___ EXCERPT TO READ ___

Which of the following is true regarding guidelines for
surgical protocol for possible or confirmed Ebola cases?
A. Leg covering is not needed provided shoe covers are
worn.
B. A fluid-resistant or N95 mask does not need to be worn.
C. Extralong surgical gloves are not needed as long as
operation room (OR) staff are double gloved.
D. Scalpels instead of electrocautery should be used to limit
the production of smoke and potentially aerosolized
Ebola virus.
E. Elective surgical procedures should not be performed.

A

ANSWER: E
COMMENTS: As experience with Ebola is evolving quickly, it is
imperative that guidelines are provided to aid surgeons and OR
staff with the care of patients who may have confirmed or suspected
Ebola infection. Elective surgical procedures should not be performed in cases of suspected or confirmed Ebola. For patients with
probable or early confirmed Ebola, emergency surgery can be considered. However, patients with severe active EVD would likely
not tolerate or survive an operation.
Recommended PPE includes Association for the Advancement
of Medical Instrumentation (AAMI) Level 4 Impervious Surgical
Gowns and leg coverings that have full plastic film coating over the
fabric and not just over the foot area. Face protection is strongly recommended with the use of a surgical helmet; if it is not available, a long
full plastic face shield to come down over the neck is recommended.
Fluid-resistant surgical masks or N95 masks should be worn. Double
gloves should be worn. The outer layer of gloves should be extralong
surgical gloves to provide better protection of the forearms.
General technical considerations are to limit the amount of
sharps used and use of instruments over fingers to handle sharps.
Use of blunt electrocautery over scalpels is recommended

35
Q

Which of the following is true regarding the risk of C. difficile
infection (CDI)?
A. Admission to a room previously occupied by a patient
with a CDI increases the risk of CDI.
B. Previous exposure to antibiotics does not increase the risk
of CDI.
C. Proton pump inhibitors (PPIs) do not increase the risk of
CDI.
D. Rates of CDI are decreasing.

___

◆ ASSIGNMENT A ◆
In the surgical review excerpt, edit the text between "Which of the following is true regarding guidelines" and "not be performed.", inclusive, so that "shoe covers" becomes "boot covers".
◆ ASSIGNMENT B ◆
According to the surgical review excerpt, why should the outer layer of gloves be extralong surgical gloves for possible or confirmed Ebola cases?

___ ENTRIES SUPPLIED ___

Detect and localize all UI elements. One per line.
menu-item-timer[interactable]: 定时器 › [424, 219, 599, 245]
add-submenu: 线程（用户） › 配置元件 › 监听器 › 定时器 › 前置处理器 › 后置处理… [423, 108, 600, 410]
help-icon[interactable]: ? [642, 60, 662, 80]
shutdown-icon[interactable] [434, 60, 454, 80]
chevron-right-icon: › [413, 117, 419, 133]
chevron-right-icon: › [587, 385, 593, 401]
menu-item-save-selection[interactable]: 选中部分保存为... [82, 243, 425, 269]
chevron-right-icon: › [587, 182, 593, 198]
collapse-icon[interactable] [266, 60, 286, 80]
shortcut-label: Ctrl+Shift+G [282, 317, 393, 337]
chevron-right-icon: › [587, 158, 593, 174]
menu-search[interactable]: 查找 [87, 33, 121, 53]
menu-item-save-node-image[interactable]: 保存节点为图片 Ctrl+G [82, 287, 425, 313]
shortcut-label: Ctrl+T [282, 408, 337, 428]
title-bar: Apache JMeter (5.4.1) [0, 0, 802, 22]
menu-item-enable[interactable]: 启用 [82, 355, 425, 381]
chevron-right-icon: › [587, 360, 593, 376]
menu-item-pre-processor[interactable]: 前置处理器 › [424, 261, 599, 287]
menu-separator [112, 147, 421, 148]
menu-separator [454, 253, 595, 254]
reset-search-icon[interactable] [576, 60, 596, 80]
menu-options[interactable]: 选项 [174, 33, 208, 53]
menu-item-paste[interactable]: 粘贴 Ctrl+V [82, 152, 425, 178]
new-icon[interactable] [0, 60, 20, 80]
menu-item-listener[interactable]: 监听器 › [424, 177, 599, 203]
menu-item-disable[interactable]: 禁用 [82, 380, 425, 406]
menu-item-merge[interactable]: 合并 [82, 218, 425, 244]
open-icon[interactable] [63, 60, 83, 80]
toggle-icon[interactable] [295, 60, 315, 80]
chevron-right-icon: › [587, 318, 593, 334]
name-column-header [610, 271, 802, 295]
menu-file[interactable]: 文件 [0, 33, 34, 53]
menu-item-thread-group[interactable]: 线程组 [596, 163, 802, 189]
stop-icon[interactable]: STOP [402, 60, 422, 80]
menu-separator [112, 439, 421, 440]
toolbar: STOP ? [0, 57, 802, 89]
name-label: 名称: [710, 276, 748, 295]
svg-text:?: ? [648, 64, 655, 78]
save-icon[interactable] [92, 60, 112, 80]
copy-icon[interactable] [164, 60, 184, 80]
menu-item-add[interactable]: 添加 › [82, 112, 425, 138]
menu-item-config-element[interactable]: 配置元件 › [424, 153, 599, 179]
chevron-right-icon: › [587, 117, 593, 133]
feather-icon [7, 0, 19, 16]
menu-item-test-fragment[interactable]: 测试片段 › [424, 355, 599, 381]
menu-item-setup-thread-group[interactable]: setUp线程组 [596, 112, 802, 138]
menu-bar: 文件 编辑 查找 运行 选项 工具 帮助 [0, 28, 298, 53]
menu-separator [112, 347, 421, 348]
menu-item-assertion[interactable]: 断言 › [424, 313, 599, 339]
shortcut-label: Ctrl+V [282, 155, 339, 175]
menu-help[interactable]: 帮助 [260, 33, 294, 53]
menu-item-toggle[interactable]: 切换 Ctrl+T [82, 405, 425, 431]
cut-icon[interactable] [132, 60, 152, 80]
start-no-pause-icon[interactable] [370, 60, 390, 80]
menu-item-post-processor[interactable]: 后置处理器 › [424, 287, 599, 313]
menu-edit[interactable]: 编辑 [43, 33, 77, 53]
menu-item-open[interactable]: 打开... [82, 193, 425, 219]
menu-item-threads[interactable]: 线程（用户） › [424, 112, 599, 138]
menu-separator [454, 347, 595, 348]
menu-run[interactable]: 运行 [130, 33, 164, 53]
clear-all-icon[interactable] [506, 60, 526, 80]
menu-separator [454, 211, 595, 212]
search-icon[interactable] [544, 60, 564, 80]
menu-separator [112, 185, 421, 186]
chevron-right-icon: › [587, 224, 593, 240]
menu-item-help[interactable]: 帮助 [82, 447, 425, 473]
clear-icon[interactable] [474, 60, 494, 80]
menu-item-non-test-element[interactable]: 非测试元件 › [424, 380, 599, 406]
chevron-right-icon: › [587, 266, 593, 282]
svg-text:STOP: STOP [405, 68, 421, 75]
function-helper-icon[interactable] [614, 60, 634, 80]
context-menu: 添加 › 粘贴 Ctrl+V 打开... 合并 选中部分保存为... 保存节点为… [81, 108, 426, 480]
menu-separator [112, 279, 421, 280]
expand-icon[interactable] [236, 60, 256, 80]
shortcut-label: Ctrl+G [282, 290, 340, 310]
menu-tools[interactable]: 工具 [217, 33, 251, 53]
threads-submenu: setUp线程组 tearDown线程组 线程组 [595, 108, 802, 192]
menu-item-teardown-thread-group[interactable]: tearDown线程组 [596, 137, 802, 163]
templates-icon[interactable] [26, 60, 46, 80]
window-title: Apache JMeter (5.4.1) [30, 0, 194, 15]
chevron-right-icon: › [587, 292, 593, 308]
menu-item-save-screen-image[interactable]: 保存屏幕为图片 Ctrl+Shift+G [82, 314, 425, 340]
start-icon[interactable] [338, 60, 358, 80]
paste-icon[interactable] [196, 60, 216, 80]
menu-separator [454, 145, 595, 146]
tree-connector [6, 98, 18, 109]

___

◆ EXERCISE OUTPUT A ◆
Which of the following is true regarding guidelines for
surgical protocol for possible or confirmed Ebola cases?
A. Leg covering is not needed provided boot covers are
worn.
B. A fluid-resistant or N95 mask does not need to be worn.
C. Extralong surgical gloves are not needed as long as
operation room (OR) staff are double gloved.
D. Scalpels instead of electrocautery should be used to limit
the production of smoke and potentially aerosolized
Ebola virus.
E. Elective surgical procedures should not be performed.

◆ EXERCISE OUTPUT B ◆
The outer layer should be extralong surgical gloves to give the forearms better protection.